• **Input**
────
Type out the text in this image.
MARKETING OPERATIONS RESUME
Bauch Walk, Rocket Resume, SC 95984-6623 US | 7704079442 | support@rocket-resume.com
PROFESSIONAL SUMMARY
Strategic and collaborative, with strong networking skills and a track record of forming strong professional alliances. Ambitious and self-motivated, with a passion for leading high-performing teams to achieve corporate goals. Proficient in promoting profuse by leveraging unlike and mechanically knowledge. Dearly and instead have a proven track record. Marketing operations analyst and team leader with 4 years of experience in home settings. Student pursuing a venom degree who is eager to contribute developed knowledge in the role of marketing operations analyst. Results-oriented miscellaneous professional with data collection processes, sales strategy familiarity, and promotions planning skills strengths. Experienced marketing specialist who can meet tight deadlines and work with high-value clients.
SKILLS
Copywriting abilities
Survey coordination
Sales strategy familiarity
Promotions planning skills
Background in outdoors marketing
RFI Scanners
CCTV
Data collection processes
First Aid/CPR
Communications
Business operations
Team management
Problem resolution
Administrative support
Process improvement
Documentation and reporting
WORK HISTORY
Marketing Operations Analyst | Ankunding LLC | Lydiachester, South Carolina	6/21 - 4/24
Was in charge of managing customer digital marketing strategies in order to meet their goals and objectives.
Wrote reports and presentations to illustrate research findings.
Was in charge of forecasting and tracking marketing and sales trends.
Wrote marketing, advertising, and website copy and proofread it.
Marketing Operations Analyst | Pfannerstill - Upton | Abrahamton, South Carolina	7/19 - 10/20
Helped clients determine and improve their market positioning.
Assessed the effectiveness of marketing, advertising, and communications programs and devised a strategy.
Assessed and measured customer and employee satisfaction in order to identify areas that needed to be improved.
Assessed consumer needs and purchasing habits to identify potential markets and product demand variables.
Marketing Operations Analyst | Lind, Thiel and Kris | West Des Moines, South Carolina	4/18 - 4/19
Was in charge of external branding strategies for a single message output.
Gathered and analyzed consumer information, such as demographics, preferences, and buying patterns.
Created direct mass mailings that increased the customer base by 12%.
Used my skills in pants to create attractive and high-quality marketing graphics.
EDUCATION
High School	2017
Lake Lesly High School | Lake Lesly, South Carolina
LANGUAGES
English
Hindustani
────
• **Exercise aim**
Out of the material above, select every line that holds the string "South".

• **Solution for this task**
Marketing Operations Analyst | Ankunding LLC | Lydiachester, South Carolina	6/21 - 4/24
Marketing Operations Analyst | Pfannerstill - Upton | Abrahamton, South Carolina	7/19 - 10/20
Marketing Operations Analyst | Lind, Thiel and Kris | West Des Moines, South Carolina	4/18 - 4/19
Lake Lesly High School | Lake Lesly, South Carolina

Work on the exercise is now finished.